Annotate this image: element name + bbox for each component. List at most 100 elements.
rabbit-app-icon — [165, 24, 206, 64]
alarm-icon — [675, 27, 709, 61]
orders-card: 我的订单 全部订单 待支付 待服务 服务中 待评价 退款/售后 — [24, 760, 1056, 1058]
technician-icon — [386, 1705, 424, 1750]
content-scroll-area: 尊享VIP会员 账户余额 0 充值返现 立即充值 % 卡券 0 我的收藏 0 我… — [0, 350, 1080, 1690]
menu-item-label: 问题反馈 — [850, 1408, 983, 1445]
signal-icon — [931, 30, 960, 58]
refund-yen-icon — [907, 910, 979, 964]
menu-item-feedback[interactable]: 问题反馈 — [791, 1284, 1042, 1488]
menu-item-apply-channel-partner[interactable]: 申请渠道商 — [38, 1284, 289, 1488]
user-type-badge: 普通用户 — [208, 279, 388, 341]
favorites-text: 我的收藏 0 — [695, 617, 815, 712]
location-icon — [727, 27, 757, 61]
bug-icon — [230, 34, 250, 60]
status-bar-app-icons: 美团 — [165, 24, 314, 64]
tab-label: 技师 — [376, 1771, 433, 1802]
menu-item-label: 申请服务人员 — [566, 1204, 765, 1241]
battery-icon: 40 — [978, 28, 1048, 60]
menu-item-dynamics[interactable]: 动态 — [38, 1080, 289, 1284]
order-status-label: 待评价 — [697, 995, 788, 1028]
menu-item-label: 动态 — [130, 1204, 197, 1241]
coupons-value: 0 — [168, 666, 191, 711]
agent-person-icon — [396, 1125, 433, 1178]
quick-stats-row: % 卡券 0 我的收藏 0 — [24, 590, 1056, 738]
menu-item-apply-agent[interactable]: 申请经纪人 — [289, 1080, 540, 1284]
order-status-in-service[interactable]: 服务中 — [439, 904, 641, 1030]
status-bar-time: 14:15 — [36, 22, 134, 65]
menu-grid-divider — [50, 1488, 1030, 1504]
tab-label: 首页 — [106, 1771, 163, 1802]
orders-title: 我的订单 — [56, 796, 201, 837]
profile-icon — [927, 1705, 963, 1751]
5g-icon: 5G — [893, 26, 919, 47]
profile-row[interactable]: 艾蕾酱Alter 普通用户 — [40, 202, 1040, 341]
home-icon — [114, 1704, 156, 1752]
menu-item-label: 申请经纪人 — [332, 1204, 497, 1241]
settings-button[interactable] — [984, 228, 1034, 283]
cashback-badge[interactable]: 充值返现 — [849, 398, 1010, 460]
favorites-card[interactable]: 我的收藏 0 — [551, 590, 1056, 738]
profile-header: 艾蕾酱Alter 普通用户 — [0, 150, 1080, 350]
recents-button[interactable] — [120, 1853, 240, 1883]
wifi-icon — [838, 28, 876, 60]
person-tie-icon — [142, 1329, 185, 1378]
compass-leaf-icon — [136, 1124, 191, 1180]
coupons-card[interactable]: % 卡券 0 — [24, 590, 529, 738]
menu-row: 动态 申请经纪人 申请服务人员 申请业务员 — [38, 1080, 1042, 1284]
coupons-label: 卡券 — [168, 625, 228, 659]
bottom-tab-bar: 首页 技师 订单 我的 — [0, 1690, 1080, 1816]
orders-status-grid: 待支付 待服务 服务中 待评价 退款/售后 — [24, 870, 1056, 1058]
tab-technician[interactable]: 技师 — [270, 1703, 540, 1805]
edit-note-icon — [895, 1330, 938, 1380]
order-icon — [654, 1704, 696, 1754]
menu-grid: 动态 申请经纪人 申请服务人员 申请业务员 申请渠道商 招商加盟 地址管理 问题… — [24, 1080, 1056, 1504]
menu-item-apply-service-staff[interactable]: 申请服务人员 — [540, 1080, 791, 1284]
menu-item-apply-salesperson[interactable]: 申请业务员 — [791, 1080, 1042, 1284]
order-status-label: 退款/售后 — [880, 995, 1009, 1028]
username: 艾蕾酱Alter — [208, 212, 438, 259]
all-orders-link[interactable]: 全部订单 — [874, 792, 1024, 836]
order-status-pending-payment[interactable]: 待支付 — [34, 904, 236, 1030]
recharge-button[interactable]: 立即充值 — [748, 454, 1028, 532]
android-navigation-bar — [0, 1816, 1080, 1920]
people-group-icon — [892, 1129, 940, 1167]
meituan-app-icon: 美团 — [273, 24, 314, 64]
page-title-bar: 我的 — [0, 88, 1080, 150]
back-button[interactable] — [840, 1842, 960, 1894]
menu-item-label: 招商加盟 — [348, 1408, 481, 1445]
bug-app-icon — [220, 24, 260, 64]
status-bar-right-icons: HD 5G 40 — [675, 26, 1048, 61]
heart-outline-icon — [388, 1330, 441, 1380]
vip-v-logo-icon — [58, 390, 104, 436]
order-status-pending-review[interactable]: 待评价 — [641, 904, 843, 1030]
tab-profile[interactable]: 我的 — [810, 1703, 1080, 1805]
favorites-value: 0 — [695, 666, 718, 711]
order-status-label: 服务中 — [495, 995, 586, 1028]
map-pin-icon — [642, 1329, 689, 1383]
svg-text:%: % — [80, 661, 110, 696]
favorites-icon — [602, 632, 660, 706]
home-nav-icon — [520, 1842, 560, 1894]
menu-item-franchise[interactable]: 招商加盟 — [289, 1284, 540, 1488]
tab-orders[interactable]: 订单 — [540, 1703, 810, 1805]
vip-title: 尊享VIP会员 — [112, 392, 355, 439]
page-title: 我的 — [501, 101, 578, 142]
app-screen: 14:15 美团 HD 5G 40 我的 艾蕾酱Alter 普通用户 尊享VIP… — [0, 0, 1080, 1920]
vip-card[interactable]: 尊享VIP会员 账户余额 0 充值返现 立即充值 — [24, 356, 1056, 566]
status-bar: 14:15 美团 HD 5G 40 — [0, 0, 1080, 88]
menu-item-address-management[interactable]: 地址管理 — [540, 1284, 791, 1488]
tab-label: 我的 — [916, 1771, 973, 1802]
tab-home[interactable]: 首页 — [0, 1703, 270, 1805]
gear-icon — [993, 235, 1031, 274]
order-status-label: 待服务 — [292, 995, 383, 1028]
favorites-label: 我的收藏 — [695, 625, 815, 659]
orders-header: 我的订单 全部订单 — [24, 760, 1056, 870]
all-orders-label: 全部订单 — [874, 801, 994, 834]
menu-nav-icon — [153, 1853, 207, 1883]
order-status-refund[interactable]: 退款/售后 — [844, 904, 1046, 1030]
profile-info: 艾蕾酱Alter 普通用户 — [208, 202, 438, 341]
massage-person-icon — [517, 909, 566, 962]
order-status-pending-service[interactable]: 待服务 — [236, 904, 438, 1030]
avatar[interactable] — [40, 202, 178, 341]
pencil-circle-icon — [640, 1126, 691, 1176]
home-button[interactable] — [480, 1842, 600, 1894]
━━━━━━━━
Powtórz dosłownie wiersze rekordów od pierwszego do wiersza zawierającego „bug-icon — [230, 34, 250, 60]”, łącznie z nim.

Annotate this image: element name + bbox for each component. List at most 100 elements.
rabbit-app-icon — [165, 24, 206, 64]
alarm-icon — [675, 27, 709, 61]
orders-card: 我的订单 全部订单 待支付 待服务 服务中 待评价 退款/售后 — [24, 760, 1056, 1058]
technician-icon — [386, 1705, 424, 1750]
content-scroll-area: 尊享VIP会员 账户余额 0 充值返现 立即充值 % 卡券 0 我的收藏 0 我… — [0, 350, 1080, 1690]
menu-item-label: 问题反馈 — [850, 1408, 983, 1445]
signal-icon — [931, 30, 960, 58]
refund-yen-icon — [907, 910, 979, 964]
menu-item-feedback[interactable]: 问题反馈 — [791, 1284, 1042, 1488]
menu-item-apply-channel-partner[interactable]: 申请渠道商 — [38, 1284, 289, 1488]
user-type-badge: 普通用户 — [208, 279, 388, 341]
favorites-text: 我的收藏 0 — [695, 617, 815, 712]
location-icon — [727, 27, 757, 61]
bug-icon — [230, 34, 250, 60]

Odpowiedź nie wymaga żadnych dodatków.